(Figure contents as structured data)

======

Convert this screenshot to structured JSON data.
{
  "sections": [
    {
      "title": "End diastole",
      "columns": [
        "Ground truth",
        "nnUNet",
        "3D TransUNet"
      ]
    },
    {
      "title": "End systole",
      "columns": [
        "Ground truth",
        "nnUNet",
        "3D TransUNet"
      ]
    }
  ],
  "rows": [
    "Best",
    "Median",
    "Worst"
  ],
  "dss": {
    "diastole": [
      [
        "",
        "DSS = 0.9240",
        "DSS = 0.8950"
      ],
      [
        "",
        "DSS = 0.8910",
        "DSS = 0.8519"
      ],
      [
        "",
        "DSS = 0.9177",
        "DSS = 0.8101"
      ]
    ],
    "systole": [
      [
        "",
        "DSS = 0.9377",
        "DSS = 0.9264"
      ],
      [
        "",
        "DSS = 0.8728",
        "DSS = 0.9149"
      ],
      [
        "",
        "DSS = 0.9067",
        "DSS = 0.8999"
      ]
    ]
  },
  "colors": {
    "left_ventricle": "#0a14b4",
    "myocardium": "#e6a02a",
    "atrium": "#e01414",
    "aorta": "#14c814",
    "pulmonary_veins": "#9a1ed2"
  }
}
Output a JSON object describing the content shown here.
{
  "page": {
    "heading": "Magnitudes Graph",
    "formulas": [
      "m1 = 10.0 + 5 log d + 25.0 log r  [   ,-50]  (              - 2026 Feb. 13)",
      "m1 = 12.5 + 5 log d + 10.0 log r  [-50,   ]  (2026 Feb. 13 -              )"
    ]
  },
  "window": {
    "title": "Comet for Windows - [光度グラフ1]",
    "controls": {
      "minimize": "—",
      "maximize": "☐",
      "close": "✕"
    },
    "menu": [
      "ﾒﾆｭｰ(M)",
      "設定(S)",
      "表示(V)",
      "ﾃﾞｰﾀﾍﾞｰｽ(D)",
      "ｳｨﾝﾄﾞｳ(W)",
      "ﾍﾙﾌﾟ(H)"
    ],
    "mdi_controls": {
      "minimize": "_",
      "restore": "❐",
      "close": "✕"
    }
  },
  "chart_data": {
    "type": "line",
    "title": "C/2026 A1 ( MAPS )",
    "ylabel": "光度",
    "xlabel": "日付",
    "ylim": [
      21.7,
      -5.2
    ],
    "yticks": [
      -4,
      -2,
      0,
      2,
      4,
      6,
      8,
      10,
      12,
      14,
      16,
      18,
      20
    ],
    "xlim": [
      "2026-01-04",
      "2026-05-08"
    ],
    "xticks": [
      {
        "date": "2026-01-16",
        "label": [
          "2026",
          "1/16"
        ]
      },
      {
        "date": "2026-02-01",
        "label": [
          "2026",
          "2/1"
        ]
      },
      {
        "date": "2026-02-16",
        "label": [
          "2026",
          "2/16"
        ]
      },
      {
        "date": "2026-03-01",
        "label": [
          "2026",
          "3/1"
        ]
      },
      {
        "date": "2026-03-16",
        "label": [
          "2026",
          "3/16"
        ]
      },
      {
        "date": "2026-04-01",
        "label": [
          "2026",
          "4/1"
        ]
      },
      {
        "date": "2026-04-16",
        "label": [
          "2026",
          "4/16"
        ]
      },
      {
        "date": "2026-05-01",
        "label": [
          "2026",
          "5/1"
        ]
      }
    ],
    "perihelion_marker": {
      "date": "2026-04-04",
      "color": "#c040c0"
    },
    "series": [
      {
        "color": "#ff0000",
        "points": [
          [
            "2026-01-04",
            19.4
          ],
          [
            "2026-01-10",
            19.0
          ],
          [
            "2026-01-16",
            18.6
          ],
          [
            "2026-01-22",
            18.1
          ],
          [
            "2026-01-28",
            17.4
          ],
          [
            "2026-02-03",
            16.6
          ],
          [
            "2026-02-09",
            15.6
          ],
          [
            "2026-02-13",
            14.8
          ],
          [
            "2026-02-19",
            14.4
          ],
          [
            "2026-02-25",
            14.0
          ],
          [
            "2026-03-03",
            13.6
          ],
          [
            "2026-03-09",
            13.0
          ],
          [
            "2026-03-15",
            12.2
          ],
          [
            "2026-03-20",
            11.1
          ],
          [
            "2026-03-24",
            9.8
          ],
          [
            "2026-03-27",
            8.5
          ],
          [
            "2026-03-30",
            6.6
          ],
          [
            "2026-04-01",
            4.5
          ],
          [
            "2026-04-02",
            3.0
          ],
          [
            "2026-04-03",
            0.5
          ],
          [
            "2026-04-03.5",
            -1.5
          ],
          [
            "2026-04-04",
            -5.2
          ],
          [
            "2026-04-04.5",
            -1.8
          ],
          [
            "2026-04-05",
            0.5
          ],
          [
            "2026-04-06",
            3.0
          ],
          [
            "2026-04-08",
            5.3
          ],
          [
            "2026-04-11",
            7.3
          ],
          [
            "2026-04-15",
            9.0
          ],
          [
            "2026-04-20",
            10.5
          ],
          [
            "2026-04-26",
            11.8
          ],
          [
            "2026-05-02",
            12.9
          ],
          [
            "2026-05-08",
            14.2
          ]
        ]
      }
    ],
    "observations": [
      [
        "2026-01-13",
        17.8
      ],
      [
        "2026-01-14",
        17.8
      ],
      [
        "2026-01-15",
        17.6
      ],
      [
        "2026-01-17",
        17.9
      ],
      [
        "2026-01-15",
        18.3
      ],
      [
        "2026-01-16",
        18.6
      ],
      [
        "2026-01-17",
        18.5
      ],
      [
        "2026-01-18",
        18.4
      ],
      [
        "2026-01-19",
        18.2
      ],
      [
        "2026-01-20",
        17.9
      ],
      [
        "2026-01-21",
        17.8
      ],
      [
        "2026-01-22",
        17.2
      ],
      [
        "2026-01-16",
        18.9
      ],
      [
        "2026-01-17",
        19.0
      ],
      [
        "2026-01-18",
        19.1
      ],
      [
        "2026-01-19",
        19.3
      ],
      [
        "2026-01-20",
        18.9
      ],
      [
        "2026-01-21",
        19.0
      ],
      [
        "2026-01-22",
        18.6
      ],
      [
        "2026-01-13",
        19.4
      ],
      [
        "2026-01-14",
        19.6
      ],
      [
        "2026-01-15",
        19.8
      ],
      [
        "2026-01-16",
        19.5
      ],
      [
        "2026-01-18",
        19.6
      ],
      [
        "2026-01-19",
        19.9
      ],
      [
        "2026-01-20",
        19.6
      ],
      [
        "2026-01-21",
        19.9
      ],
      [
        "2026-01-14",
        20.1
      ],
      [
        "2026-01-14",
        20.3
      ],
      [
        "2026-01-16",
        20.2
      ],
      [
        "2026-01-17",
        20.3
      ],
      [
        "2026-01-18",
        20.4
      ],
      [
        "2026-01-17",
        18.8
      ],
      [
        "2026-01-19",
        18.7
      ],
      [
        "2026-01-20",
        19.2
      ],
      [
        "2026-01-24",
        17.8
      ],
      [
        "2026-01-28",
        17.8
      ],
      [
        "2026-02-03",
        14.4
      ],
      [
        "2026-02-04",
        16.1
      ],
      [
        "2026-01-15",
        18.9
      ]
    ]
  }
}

======

*TASK PROMPT:* Send back all of the entries exactly, with nothing missing.

*RESULT OF THIS TASK:*
Convert this screenshot to structured JSON data.
{
  "sections": [
    {
      "title": "End diastole",
      "columns": [
        "Ground truth",
        "nnUNet",
        "3D TransUNet"
      ]
    },
    {
      "title": "End systole",
      "columns": [
        "Ground truth",
        "nnUNet",
        "3D TransUNet"
      ]
    }
  ],
  "rows": [
    "Best",
    "Median",
    "Worst"
  ],
  "dss": {
    "diastole": [
      [
        "",
        "DSS = 0.9240",
        "DSS = 0.8950"
      ],
      [
        "",
        "DSS = 0.8910",
        "DSS = 0.8519"
      ],
      [
        "",
        "DSS = 0.9177",
        "DSS = 0.8101"
      ]
    ],
    "systole": [
      [
        "",
        "DSS = 0.9377",
        "DSS = 0.9264"
      ],
      [
        "",
        "DSS = 0.8728",
        "DSS = 0.9149"
      ],
      [
        "",
        "DSS = 0.9067",
        "DSS = 0.8999"
      ]
    ]
  },
  "colors": {
    "left_ventricle": "#0a14b4",
    "myocardium": "#e6a02a",
    "atrium": "#e01414",
    "aorta": "#14c814",
    "pulmonary_veins": "#9a1ed2"
  }
}
Output a JSON object describing the content shown here.
{
  "page": {
    "heading": "Magnitudes Graph",
    "formulas": [
      "m1 = 10.0 + 5 log d + 25.0 log r  [   ,-50]  (              - 2026 Feb. 13)",
      "m1 = 12.5 + 5 log d + 10.0 log r  [-50,   ]  (2026 Feb. 13 -              )"
    ]
  },
  "window": {
    "title": "Comet for Windows - [光度グラフ1]",
    "controls": {
      "minimize": "—",
      "maximize": "☐",
      "close": "✕"
    },
    "menu": [
      "ﾒﾆｭｰ(M)",
      "設定(S)",
      "表示(V)",
      "ﾃﾞｰﾀﾍﾞｰｽ(D)",
      "ｳｨﾝﾄﾞｳ(W)",
      "ﾍﾙﾌﾟ(H)"
    ],
    "mdi_controls": {
      "minimize": "_",
      "restore": "❐",
      "close": "✕"
    }
  },
  "chart_data": {
    "type": "line",
    "title": "C/2026 A1 ( MAPS )",
    "ylabel": "光度",
    "xlabel": "日付",
    "ylim": [
      21.7,
      -5.2
    ],
    "yticks": [
      -4,
      -2,
      0,
      2,
      4,
      6,
      8,
      10,
      12,
      14,
      16,
      18,
      20
    ],
    "xlim": [
      "2026-01-04",
      "2026-05-08"
    ],
    "xticks": [
      {
        "date": "2026-01-16",
        "label": [
          "2026",
          "1/16"
        ]
      },
      {
        "date": "2026-02-01",
        "label": [
          "2026",
          "2/1"
        ]
      },
      {
        "date": "2026-02-16",
        "label": [
          "2026",
          "2/16"
        ]
      },
      {
        "date": "2026-03-01",
        "label": [
          "2026",
          "3/1"
        ]
      },
      {
        "date": "2026-03-16",
        "label": [
          "2026",
          "3/16"
        ]
      },
      {
        "date": "2026-04-01",
        "label": [
          "2026",
          "4/1"
        ]
      },
      {
        "date": "2026-04-16",
        "label": [
          "2026",
          "4/16"
        ]
      },
      {
        "date": "2026-05-01",
        "label": [
          "2026",
          "5/1"
        ]
      }
    ],
    "perihelion_marker": {
      "date": "2026-04-04",
      "color": "#c040c0"
    },
    "series": [
      {
        "color": "#ff0000",
        "points": [
          [
            "2026-01-04",
            19.4
          ],
          [
            "2026-01-10",
            19.0
          ],
          [
            "2026-01-16",
            18.6
          ],
          [
            "2026-01-22",
            18.1
          ],
          [
            "2026-01-28",
            17.4
          ],
          [
            "2026-02-03",
            16.6
          ],
          [
            "2026-02-09",
            15.6
          ],
          [
            "2026-02-13",
            14.8
          ],
          [
            "2026-02-19",
            14.4
          ],
          [
            "2026-02-25",
            14.0
          ],
          [
            "2026-03-03",
            13.6
          ],
          [
            "2026-03-09",
            13.0
          ],
          [
            "2026-03-15",
            12.2
          ],
          [
            "2026-03-20",
            11.1
          ],
          [
            "2026-03-24",
            9.8
          ],
          [
            "2026-03-27",
            8.5
          ],
          [
            "2026-03-30",
            6.6
          ],
          [
            "2026-04-01",
            4.5
          ],
          [
            "2026-04-02",
            3.0
          ],
          [
            "2026-04-03",
            0.5
          ],
          [
            "2026-04-03.5",
            -1.5
          ],
          [
            "2026-04-04",
            -5.2
          ],
          [
            "2026-04-04.5",
            -1.8
          ],
          [
            "2026-04-05",
            0.5
          ],
          [
            "2026-04-06",
            3.0
          ],
          [
            "2026-04-08",
            5.3
          ],
          [
            "2026-04-11",
            7.3
          ],
          [
            "2026-04-15",
            9.0
          ],
          [
            "2026-04-20",
            10.5
          ],
          [
            "2026-04-26",
            11.8
          ],
          [
            "2026-05-02",
            12.9
          ],
          [
            "2026-05-08",
            14.2
          ]
        ]
      }
    ],
    "observations": [
      [
        "2026-01-13",
        17.8
      ],
      [
        "2026-01-14",
        17.8
      ],
      [
        "2026-01-15",
        17.6
      ],
      [
        "2026-01-17",
        17.9
      ],
      [
        "2026-01-15",
        18.3
      ],
      [
        "2026-01-16",
        18.6
      ],
      [
        "2026-01-17",
        18.5
      ],
      [
        "2026-01-18",
        18.4
      ],
      [
        "2026-01-19",
        18.2
      ],
      [
        "2026-01-20",
        17.9
      ],
      [
        "2026-01-21",
        17.8
      ],
      [
        "2026-01-22",
        17.2
      ],
      [
        "2026-01-16",
        18.9
      ],
      [
        "2026-01-17",
        19.0
      ],
      [
        "2026-01-18",
        19.1
      ],
      [
        "2026-01-19",
        19.3
      ],
      [
        "2026-01-20",
        18.9
      ],
      [
        "2026-01-21",
        19.0
      ],
      [
        "2026-01-22",
        18.6
      ],
      [
        "2026-01-13",
        19.4
      ],
      [
        "2026-01-14",
        19.6
      ],
      [
        "2026-01-15",
        19.8
      ],
      [
        "2026-01-16",
        19.5
      ],
      [
        "2026-01-18",
        19.6
      ],
      [
        "2026-01-19",
        19.9
      ],
      [
        "2026-01-20",
        19.6
      ],
      [
        "2026-01-21",
        19.9
      ],
      [
        "2026-01-14",
        20.1
      ],
      [
        "2026-01-14",
        20.3
      ],
      [
        "2026-01-16",
        20.2
      ],
      [
        "2026-01-17",
        20.3
      ],
      [
        "2026-01-18",
        20.4
      ],
      [
        "2026-01-17",
        18.8
      ],
      [
        "2026-01-19",
        18.7
      ],
      [
        "2026-01-20",
        19.2
      ],
      [
        "2026-01-24",
        17.8
      ],
      [
        "2026-01-28",
        17.8
      ],
      [
        "2026-02-03",
        14.4
      ],
      [
        "2026-02-04",
        16.1
      ],
      [
        "2026-01-15",
        18.9
      ]
    ]
  }
}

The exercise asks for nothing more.